[Direction]: Copy out the listing exactly.

________

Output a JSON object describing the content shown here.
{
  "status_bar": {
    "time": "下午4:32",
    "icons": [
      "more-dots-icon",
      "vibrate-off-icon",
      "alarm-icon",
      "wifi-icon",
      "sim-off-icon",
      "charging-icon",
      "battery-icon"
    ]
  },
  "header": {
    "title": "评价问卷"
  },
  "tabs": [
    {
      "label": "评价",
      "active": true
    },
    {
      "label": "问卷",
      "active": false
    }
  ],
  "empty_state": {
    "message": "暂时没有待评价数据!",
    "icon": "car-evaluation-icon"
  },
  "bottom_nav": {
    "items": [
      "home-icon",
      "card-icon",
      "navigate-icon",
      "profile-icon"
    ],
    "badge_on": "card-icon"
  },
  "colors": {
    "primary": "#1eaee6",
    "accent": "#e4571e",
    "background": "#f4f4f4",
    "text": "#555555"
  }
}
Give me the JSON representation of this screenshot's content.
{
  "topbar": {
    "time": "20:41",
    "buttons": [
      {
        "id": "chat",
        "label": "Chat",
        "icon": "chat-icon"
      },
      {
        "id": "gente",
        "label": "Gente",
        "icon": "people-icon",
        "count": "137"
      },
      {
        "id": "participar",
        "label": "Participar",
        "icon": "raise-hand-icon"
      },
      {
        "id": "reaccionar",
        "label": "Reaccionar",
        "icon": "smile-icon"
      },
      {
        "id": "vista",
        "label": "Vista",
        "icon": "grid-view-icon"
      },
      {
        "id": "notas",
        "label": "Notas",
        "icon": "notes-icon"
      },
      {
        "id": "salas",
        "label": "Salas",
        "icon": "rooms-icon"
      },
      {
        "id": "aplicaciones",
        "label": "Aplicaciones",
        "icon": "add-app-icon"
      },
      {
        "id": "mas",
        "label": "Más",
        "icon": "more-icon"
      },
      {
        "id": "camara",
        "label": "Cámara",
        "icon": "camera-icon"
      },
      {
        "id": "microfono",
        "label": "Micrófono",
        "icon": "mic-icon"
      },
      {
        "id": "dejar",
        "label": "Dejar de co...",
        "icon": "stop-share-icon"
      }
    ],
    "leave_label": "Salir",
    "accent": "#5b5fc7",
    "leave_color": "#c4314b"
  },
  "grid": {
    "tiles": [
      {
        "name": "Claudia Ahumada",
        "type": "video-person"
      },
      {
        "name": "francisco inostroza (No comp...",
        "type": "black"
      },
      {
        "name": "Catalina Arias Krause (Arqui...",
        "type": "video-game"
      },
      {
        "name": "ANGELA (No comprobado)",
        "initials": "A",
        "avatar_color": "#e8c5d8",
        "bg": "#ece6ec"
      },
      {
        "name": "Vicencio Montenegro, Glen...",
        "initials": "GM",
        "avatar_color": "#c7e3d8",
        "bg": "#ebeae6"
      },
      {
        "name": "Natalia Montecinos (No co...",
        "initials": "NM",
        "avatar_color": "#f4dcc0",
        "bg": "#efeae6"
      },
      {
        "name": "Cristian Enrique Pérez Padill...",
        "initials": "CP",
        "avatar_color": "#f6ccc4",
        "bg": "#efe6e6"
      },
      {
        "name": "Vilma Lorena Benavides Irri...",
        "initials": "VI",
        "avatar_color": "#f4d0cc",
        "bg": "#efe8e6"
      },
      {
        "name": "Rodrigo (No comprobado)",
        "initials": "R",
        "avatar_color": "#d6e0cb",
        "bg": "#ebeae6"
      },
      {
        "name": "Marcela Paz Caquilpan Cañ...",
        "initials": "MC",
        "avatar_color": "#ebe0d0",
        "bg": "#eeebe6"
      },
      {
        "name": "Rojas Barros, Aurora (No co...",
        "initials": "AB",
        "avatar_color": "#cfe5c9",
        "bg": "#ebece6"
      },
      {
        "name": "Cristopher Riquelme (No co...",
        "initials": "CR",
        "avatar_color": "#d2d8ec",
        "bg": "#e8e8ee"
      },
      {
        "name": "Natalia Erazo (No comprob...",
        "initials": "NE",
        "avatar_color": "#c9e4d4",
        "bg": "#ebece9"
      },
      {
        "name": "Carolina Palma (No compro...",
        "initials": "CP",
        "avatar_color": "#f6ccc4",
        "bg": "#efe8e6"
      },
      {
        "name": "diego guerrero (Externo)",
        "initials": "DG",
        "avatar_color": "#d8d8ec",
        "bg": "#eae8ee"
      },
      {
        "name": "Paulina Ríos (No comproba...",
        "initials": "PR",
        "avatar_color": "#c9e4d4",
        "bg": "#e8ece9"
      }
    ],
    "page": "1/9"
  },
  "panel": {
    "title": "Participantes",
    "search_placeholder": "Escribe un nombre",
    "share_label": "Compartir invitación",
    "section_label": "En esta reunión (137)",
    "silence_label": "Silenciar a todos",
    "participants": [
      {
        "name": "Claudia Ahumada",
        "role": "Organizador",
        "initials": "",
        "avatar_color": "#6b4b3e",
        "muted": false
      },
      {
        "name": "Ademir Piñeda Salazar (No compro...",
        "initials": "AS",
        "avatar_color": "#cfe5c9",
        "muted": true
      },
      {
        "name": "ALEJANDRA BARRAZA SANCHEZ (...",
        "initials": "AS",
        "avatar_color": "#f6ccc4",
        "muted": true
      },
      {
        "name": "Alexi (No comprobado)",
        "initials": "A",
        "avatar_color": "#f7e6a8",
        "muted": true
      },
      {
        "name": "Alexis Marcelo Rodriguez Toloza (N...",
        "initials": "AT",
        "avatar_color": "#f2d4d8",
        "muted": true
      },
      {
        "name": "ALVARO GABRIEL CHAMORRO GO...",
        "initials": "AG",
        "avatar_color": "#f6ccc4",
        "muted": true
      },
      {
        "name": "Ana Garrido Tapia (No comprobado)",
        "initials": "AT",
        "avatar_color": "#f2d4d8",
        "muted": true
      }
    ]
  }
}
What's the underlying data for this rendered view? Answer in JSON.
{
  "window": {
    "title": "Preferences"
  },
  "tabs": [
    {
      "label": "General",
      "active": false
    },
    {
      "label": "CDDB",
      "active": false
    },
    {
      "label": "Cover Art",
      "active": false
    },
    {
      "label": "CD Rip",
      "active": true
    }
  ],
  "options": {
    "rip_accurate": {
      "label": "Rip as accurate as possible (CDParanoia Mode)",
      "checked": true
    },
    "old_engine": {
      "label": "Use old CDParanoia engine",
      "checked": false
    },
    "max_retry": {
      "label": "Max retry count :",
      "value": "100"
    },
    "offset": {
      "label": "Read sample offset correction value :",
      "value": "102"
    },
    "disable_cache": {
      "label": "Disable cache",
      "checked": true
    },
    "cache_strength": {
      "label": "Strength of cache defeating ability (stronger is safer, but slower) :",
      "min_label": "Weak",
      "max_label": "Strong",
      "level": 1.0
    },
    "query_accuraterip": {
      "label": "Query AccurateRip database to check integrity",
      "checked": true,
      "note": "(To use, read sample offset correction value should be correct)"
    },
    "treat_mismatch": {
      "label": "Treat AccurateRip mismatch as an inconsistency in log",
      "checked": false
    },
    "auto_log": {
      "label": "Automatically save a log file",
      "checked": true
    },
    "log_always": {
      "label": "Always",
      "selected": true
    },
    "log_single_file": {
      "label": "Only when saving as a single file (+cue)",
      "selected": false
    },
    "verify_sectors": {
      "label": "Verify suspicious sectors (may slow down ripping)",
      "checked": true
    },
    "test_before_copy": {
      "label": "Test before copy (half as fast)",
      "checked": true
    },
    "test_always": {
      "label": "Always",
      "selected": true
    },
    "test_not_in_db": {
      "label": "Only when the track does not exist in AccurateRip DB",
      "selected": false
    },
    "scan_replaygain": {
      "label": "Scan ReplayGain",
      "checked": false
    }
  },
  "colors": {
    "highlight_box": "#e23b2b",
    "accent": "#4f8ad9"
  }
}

________

[Reply to the exercise]:
Output a JSON object describing the content shown here.
{
  "status_bar": {
    "time": "下午4:32",
    "icons": [
      "more-dots-icon",
      "vibrate-off-icon",
      "alarm-icon",
      "wifi-icon",
      "sim-off-icon",
      "charging-icon",
      "battery-icon"
    ]
  },
  "header": {
    "title": "评价问卷"
  },
  "tabs": [
    {
      "label": "评价",
      "active": true
    },
    {
      "label": "问卷",
      "active": false
    }
  ],
  "empty_state": {
    "message": "暂时没有待评价数据!",
    "icon": "car-evaluation-icon"
  },
  "bottom_nav": {
    "items": [
      "home-icon",
      "card-icon",
      "navigate-icon",
      "profile-icon"
    ],
    "badge_on": "card-icon"
  },
  "colors": {
    "primary": "#1eaee6",
    "accent": "#e4571e",
    "background": "#f4f4f4",
    "text": "#555555"
  }
}
Give me the JSON representation of this screenshot's content.
{
  "topbar": {
    "time": "20:41",
    "buttons": [
      {
        "id": "chat",
        "label": "Chat",
        "icon": "chat-icon"
      },
      {
        "id": "gente",
        "label": "Gente",
        "icon": "people-icon",
        "count": "137"
      },
      {
        "id": "participar",
        "label": "Participar",
        "icon": "raise-hand-icon"
      },
      {
        "id": "reaccionar",
        "label": "Reaccionar",
        "icon": "smile-icon"
      },
      {
        "id": "vista",
        "label": "Vista",
        "icon": "grid-view-icon"
      },
      {
        "id": "notas",
        "label": "Notas",
        "icon": "notes-icon"
      },
      {
        "id": "salas",
        "label": "Salas",
        "icon": "rooms-icon"
      },
      {
        "id": "aplicaciones",
        "label": "Aplicaciones",
        "icon": "add-app-icon"
      },
      {
        "id": "mas",
        "label": "Más",
        "icon": "more-icon"
      },
      {
        "id": "camara",
        "label": "Cámara",
        "icon": "camera-icon"
      },
      {
        "id": "microfono",
        "label": "Micrófono",
        "icon": "mic-icon"
      },
      {
        "id": "dejar",
        "label": "Dejar de co...",
        "icon": "stop-share-icon"
      }
    ],
    "leave_label": "Salir",
    "accent": "#5b5fc7",
    "leave_color": "#c4314b"
  },
  "grid": {
    "tiles": [
      {
        "name": "Claudia Ahumada",
        "type": "video-person"
      },
      {
        "name": "francisco inostroza (No comp...",
        "type": "black"
      },
      {
        "name": "Catalina Arias Krause (Arqui...",
        "type": "video-game"
      },
      {
        "name": "ANGELA (No comprobado)",
        "initials": "A",
        "avatar_color": "#e8c5d8",
        "bg": "#ece6ec"
      },
      {
        "name": "Vicencio Montenegro, Glen...",
        "initials": "GM",
        "avatar_color": "#c7e3d8",
        "bg": "#ebeae6"
      },
      {
        "name": "Natalia Montecinos (No co...",
        "initials": "NM",
        "avatar_color": "#f4dcc0",
        "bg": "#efeae6"
      },
      {
        "name": "Cristian Enrique Pérez Padill...",
        "initials": "CP",
        "avatar_color": "#f6ccc4",
        "bg": "#efe6e6"
      },
      {
        "name": "Vilma Lorena Benavides Irri...",
        "initials": "VI",
        "avatar_color": "#f4d0cc",
        "bg": "#efe8e6"
      },
      {
        "name": "Rodrigo (No comprobado)",
        "initials": "R",
        "avatar_color": "#d6e0cb",
        "bg": "#ebeae6"
      },
      {
        "name": "Marcela Paz Caquilpan Cañ...",
        "initials": "MC",
        "avatar_color": "#ebe0d0",
        "bg": "#eeebe6"
      },
      {
        "name": "Rojas Barros, Aurora (No co...",
        "initials": "AB",
        "avatar_color": "#cfe5c9",
        "bg": "#ebece6"
      },
      {
        "name": "Cristopher Riquelme (No co...",
        "initials": "CR",
        "avatar_color": "#d2d8ec",
        "bg": "#e8e8ee"
      },
      {
        "name": "Natalia Erazo (No comprob...",
        "initials": "NE",
        "avatar_color": "#c9e4d4",
        "bg": "#ebece9"
      },
      {
        "name": "Carolina Palma (No compro...",
        "initials": "CP",
        "avatar_color": "#f6ccc4",
        "bg": "#efe8e6"
      },
      {
        "name": "diego guerrero (Externo)",
        "initials": "DG",
        "avatar_color": "#d8d8ec",
        "bg": "#eae8ee"
      },
      {
        "name": "Paulina Ríos (No comproba...",
        "initials": "PR",
        "avatar_color": "#c9e4d4",
        "bg": "#e8ece9"
      }
    ],
    "page": "1/9"
  },
  "panel": {
    "title": "Participantes",
    "search_placeholder": "Escribe un nombre",
    "share_label": "Compartir invitación",
    "section_label": "En esta reunión (137)",
    "silence_label": "Silenciar a todos",
    "participants": [
      {
        "name": "Claudia Ahumada",
        "role": "Organizador",
        "initials": "",
        "avatar_color": "#6b4b3e",
        "muted": false
      },
      {
        "name": "Ademir Piñeda Salazar (No compro...",
        "initials": "AS",
        "avatar_color": "#cfe5c9",
        "muted": true
      },
      {
        "name": "ALEJANDRA BARRAZA SANCHEZ (...",
        "initials": "AS",
        "avatar_color": "#f6ccc4",
        "muted": true
      },
      {
        "name": "Alexi (No comprobado)",
        "initials": "A",
        "avatar_color": "#f7e6a8",
        "muted": true
      },
      {
        "name": "Alexis Marcelo Rodriguez Toloza (N...",
        "initials": "AT",
        "avatar_color": "#f2d4d8",
        "muted": true
      },
      {
        "name": "ALVARO GABRIEL CHAMORRO GO...",
        "initials": "AG",
        "avatar_color": "#f6ccc4",
        "muted": true
      },
      {
        "name": "Ana Garrido Tapia (No comprobado)",
        "initials": "AT",
        "avatar_color": "#f2d4d8",
        "muted": true
      }
    ]
  }
}
What's the underlying data for this rendered view? Answer in JSON.
{
  "window": {
    "title": "Preferences"
  },
  "tabs": [
    {
      "label": "General",
      "active": false
    },
    {
      "label": "CDDB",
      "active": false
    },
    {
      "label": "Cover Art",
      "active": false
    },
    {
      "label": "CD Rip",
      "active": true
    }
  ],
  "options": {
    "rip_accurate": {
      "label": "Rip as accurate as possible (CDParanoia Mode)",
      "checked": true
    },
    "old_engine": {
      "label": "Use old CDParanoia engine",
      "checked": false
    },
    "max_retry": {
      "label": "Max retry count :",
      "value": "100"
    },
    "offset": {
      "label": "Read sample offset correction value :",
      "value": "102"
    },
    "disable_cache": {
      "label": "Disable cache",
      "checked": true
    },
    "cache_strength": {
      "label": "Strength of cache defeating ability (stronger is safer, but slower) :",
      "min_label": "Weak",
      "max_label": "Strong",
      "level": 1.0
    },
    "query_accuraterip": {
      "label": "Query AccurateRip database to check integrity",
      "checked": true,
      "note": "(To use, read sample offset correction value should be correct)"
    },
    "treat_mismatch": {
      "label": "Treat AccurateRip mismatch as an inconsistency in log",
      "checked": false
    },
    "auto_log": {
      "label": "Automatically save a log file",
      "checked": true
    },
    "log_always": {
      "label": "Always",
      "selected": true
    },
    "log_single_file": {
      "label": "Only when saving as a single file (+cue)",
      "selected": false
    },
    "verify_sectors": {
      "label": "Verify suspicious sectors (may slow down ripping)",
      "checked": true
    },
    "test_before_copy": {
      "label": "Test before copy (half as fast)",
      "checked": true
    },
    "test_always": {
      "label": "Always",
      "selected": true
    },
    "test_not_in_db": {
      "label": "Only when the track does not exist in AccurateRip DB",
      "selected": false
    },
    "scan_replaygain": {
      "label": "Scan ReplayGain",
      "checked": false
    }
  },
  "colors": {
    "highlight_box": "#e23b2b",
    "accent": "#4f8ad9"
  }
}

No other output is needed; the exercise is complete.